Mohon tunggu...
Khuriyatul Ainiyah (Bude Ruri)
Khuriyatul Ainiyah (Bude Ruri) Mohon Tunggu... Guru - Guru SD, Penulis buku

Hidup bermanfaat lebih beruntung

Selanjutnya

Tutup

Humaniora Pilihan

Bagaimanakah Cara Kita Menyikapi Saat Harga Beras Melambung?

7 Maret 2024   20:29 Diperbarui: 7 Maret 2024   20:35 215
+
Laporkan Konten
Laporkan Akun
Kompasiana adalah platform blog. Konten ini menjadi tanggung jawab bloger dan tidak mewakili pandangan redaksi Kompas.
Lihat foto
Ilustrasi gambar dari : petani digital.com 

Sejak dahulu kehidupan saya  di lingkungan pedesaan, hingga saat menikah dan mendapat pekerjaan di kota lain pun, menetap  di pedesaan.

Hampir semua penduduk di tempat saya tinggal berpenghasilan dari bertani. Hidup seadanya, jauh dari kata mewah. Kehidupan bertetangga pun masih kental dengan kerukunan, saat ada tetangga yang punya hajat, masih sering bergotong royong.

Saat tetangga mempunyai sayuran, masih sering ditawari untuk memetik di kebon atau di pekarangan rumah. sSaat itu belum ada listrik, sehingga saat belajar masih ditemani lampu teplok.

Lampu yang setiap sore mengisi bahan bakar minyak dan membersihkan semprong, kaca pelindung api. Sesekali menyalakan lampu petromak saat giliran tahlilan. Saat lampu petromak menyala rasanya seperti menjadi orang kaya yang hidup di kota.

================================

→ **Petunjuk Tugas**:
Sebutkan semua nama platform, media, atau situs web yang tercantum dalam kutipan teks di atas.

→ **Data yang Diberikan**:
================================

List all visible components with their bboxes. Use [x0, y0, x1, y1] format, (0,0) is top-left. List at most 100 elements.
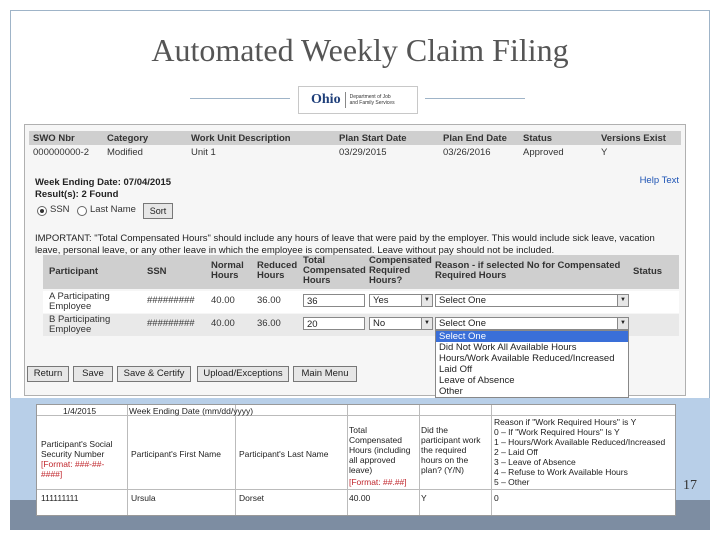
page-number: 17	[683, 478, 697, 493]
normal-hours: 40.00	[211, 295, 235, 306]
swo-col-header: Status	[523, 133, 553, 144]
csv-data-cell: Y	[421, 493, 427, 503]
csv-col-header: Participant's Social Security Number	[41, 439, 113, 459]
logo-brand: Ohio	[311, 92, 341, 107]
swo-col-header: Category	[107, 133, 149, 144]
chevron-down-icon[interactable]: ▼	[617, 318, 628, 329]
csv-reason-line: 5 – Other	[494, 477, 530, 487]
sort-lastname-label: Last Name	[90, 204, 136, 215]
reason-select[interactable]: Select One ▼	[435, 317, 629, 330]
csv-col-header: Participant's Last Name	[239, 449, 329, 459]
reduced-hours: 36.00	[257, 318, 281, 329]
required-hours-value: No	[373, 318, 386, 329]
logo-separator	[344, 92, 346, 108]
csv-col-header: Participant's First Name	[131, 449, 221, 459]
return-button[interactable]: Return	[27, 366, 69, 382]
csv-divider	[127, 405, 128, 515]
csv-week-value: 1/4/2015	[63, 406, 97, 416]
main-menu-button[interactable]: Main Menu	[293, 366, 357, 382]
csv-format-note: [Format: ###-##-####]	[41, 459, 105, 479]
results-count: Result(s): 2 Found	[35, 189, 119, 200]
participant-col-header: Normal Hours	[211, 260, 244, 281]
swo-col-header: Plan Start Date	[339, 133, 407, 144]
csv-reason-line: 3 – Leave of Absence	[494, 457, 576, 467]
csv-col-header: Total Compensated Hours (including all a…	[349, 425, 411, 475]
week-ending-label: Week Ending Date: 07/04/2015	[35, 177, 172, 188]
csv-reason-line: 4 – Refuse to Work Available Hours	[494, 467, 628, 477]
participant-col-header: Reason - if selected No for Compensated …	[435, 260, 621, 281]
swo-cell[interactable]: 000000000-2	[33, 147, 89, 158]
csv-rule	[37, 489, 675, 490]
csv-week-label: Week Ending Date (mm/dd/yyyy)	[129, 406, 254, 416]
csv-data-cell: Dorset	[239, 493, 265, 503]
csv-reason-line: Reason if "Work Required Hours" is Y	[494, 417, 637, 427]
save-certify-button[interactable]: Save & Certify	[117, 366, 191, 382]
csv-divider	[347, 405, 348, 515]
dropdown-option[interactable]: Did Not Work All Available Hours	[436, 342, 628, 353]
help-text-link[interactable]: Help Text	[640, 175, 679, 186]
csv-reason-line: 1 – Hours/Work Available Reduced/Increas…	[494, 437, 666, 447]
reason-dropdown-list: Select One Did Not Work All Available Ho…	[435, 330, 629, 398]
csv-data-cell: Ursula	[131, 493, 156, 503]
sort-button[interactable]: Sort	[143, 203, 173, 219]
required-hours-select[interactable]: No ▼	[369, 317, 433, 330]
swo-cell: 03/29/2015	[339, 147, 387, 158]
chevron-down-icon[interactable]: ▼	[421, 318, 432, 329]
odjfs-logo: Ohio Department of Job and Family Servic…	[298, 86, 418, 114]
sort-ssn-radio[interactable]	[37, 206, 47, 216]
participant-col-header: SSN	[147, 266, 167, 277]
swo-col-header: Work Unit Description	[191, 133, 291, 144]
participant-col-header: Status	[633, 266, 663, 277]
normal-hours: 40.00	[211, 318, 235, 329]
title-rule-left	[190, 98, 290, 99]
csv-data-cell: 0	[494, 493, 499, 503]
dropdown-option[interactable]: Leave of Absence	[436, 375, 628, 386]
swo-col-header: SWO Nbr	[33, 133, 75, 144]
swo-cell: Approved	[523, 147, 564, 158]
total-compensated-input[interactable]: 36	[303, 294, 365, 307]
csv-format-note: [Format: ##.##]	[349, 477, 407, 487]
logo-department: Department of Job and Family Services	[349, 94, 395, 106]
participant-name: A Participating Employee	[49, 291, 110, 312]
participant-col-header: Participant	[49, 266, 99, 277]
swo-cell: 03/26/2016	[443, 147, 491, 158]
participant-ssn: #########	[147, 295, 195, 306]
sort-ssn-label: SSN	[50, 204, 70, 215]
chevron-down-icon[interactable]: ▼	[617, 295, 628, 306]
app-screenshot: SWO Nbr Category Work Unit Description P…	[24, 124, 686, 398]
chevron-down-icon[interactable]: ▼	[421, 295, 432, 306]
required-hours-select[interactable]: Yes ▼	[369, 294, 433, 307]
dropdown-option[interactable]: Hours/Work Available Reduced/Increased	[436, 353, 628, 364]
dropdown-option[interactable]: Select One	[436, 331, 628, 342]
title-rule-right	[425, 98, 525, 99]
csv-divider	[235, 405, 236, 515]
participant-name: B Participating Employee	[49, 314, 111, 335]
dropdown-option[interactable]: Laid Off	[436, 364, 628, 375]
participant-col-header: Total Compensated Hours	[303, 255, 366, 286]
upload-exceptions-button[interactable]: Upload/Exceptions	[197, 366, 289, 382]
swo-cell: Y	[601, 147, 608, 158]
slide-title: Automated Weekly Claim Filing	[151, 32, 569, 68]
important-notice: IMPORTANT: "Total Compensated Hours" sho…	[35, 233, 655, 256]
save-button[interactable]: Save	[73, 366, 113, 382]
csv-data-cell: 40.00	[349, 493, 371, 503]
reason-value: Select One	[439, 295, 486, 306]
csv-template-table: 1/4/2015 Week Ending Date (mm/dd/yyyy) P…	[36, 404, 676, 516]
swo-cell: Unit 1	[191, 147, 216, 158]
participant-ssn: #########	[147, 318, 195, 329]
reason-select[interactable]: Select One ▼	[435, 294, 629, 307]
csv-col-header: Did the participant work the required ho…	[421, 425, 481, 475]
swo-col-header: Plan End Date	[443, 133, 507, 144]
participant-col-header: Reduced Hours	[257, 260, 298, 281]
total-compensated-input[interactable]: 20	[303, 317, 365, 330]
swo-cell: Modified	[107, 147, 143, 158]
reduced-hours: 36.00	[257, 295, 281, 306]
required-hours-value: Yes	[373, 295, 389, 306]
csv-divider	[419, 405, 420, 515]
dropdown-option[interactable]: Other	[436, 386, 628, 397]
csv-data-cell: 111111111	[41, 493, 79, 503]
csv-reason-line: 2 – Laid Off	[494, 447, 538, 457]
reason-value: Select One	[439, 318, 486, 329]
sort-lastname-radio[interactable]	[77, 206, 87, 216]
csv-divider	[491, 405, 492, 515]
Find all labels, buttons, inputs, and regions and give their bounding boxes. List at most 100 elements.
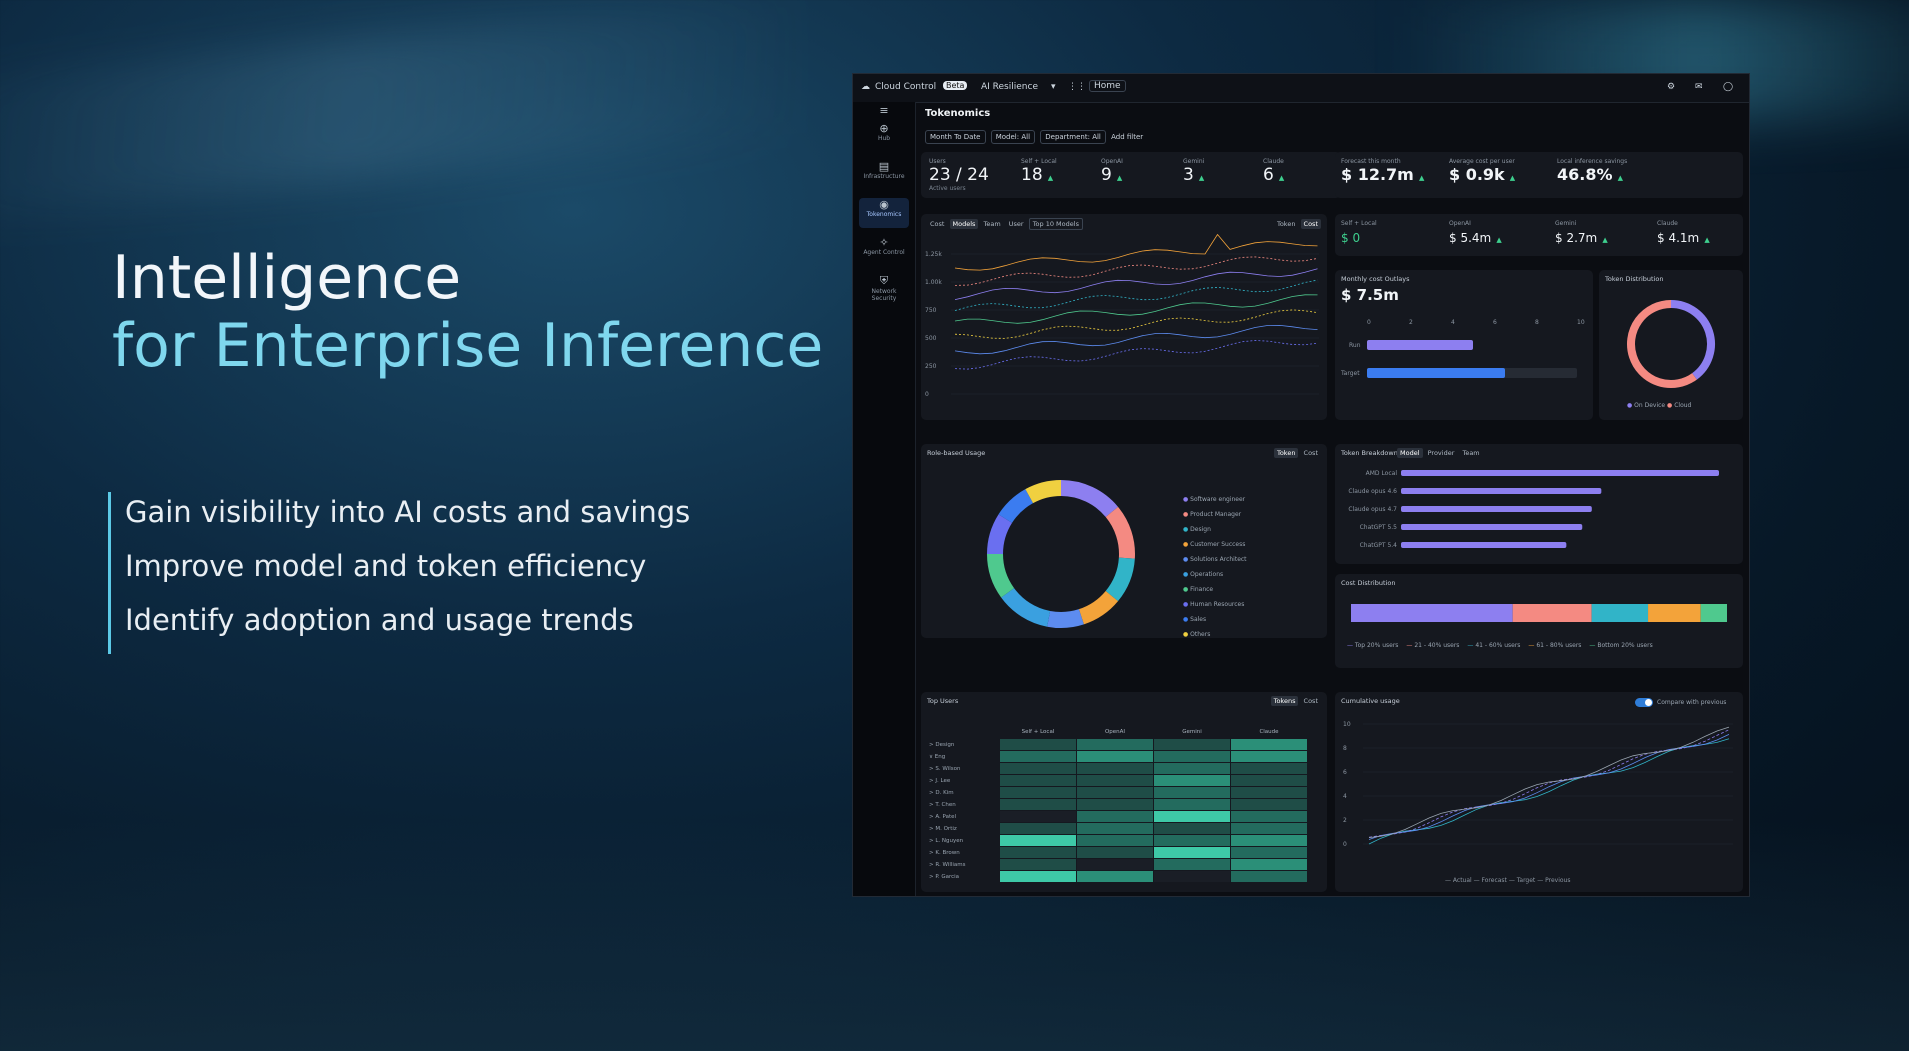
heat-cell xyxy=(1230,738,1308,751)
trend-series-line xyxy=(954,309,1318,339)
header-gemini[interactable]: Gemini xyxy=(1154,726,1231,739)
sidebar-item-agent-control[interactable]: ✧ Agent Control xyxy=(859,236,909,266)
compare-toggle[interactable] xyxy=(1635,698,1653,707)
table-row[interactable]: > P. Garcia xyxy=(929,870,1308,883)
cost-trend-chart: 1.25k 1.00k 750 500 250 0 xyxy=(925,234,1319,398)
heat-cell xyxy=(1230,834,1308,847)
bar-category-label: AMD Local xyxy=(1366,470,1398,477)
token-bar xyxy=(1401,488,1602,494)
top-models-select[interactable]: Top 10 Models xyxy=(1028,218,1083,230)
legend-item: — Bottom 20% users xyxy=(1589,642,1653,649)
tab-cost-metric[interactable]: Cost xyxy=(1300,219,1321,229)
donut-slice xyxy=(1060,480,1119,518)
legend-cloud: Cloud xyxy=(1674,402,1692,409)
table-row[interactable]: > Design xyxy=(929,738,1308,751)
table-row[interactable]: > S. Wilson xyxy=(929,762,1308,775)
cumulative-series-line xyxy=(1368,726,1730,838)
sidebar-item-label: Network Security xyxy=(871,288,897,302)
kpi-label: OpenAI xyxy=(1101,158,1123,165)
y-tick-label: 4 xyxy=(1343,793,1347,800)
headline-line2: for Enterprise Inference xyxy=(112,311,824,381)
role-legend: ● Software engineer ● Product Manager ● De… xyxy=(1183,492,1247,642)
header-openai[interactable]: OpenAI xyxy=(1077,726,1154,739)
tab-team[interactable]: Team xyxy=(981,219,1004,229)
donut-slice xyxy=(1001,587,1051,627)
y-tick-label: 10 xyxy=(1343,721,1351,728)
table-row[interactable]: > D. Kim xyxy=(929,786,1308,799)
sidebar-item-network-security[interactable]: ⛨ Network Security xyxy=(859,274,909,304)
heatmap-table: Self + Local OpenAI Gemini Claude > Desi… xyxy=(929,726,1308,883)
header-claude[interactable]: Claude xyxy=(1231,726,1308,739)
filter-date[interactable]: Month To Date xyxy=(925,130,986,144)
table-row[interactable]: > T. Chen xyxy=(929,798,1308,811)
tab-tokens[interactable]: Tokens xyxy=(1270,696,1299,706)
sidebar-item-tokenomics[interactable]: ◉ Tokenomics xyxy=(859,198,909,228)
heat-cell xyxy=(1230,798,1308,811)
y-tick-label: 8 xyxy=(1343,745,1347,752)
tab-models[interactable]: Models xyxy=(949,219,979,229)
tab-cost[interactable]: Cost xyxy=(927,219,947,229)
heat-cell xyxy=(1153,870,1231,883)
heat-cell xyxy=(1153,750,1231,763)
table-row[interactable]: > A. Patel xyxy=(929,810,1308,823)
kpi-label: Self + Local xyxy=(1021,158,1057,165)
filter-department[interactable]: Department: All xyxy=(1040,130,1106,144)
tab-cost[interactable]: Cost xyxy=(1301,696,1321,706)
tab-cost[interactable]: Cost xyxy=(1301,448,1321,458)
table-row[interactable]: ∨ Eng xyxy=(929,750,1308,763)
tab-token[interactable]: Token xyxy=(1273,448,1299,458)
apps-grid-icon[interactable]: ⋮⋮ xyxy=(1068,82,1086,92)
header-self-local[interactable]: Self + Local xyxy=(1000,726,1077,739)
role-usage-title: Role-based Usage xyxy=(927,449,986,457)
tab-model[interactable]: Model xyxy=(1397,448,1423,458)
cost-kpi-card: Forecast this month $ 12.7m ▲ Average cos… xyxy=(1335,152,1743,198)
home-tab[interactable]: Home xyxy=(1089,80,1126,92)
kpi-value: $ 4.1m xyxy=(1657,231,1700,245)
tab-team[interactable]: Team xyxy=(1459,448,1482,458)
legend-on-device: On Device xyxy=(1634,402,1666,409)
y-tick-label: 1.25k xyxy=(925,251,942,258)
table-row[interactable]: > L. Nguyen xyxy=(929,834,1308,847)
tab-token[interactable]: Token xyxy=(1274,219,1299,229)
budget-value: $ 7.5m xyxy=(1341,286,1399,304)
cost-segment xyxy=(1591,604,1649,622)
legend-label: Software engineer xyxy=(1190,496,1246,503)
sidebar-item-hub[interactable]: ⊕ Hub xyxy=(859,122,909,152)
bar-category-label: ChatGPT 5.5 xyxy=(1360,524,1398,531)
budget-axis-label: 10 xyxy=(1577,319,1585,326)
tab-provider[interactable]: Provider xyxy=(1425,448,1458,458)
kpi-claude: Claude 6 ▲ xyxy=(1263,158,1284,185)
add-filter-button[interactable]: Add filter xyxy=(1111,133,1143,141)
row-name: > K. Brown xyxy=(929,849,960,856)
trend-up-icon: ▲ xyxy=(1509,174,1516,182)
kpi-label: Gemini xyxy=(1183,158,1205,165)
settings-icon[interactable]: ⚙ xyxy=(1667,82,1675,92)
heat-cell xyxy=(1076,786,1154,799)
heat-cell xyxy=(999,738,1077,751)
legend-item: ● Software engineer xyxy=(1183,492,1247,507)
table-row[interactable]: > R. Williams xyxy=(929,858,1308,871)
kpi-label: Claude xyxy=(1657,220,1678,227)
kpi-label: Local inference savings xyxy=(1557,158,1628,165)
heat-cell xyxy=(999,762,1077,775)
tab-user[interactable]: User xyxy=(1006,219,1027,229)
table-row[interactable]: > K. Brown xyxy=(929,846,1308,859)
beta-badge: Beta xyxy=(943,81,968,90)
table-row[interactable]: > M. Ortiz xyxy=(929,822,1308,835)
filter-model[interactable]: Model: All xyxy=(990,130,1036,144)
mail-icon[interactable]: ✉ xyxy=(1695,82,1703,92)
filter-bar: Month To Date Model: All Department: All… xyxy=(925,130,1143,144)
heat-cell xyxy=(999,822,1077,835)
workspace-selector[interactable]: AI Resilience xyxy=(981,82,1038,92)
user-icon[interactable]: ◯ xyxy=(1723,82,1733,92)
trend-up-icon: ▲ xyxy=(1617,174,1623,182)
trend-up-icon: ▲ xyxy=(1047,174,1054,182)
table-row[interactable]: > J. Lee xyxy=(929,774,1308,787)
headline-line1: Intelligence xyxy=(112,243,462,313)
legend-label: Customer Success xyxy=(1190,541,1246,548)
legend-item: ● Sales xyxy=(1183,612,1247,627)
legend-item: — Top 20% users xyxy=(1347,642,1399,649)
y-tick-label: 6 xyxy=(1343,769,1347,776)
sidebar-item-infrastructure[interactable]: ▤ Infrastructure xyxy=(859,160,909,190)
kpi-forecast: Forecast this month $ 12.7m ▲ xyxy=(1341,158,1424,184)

================================

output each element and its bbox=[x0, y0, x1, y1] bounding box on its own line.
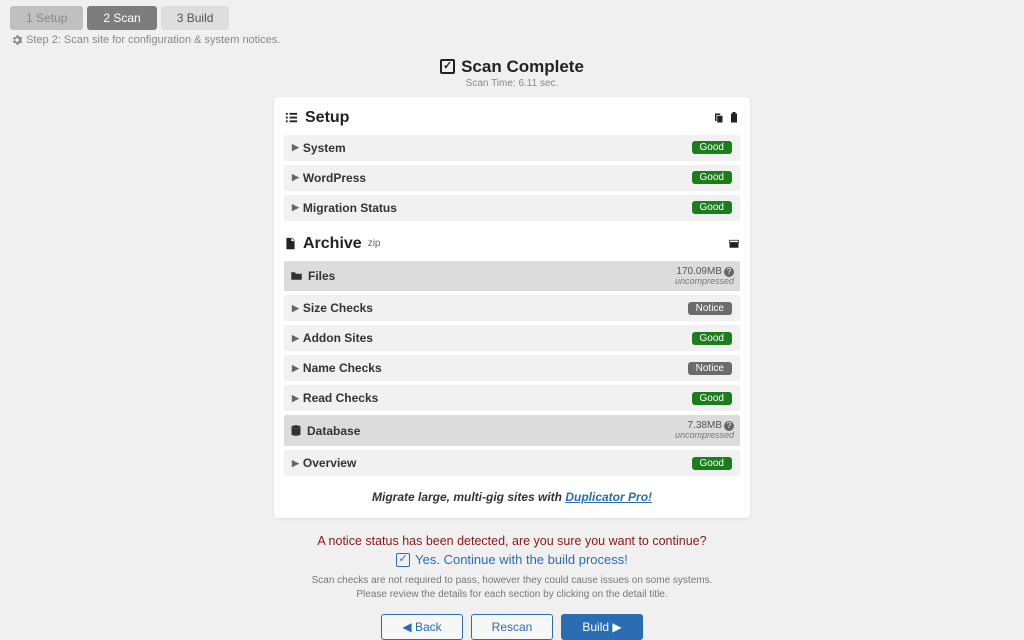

================================

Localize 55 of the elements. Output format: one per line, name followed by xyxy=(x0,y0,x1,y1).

================================

→ **Jawaban Berikut**:
Kompasiana, Kompas, petani digital.com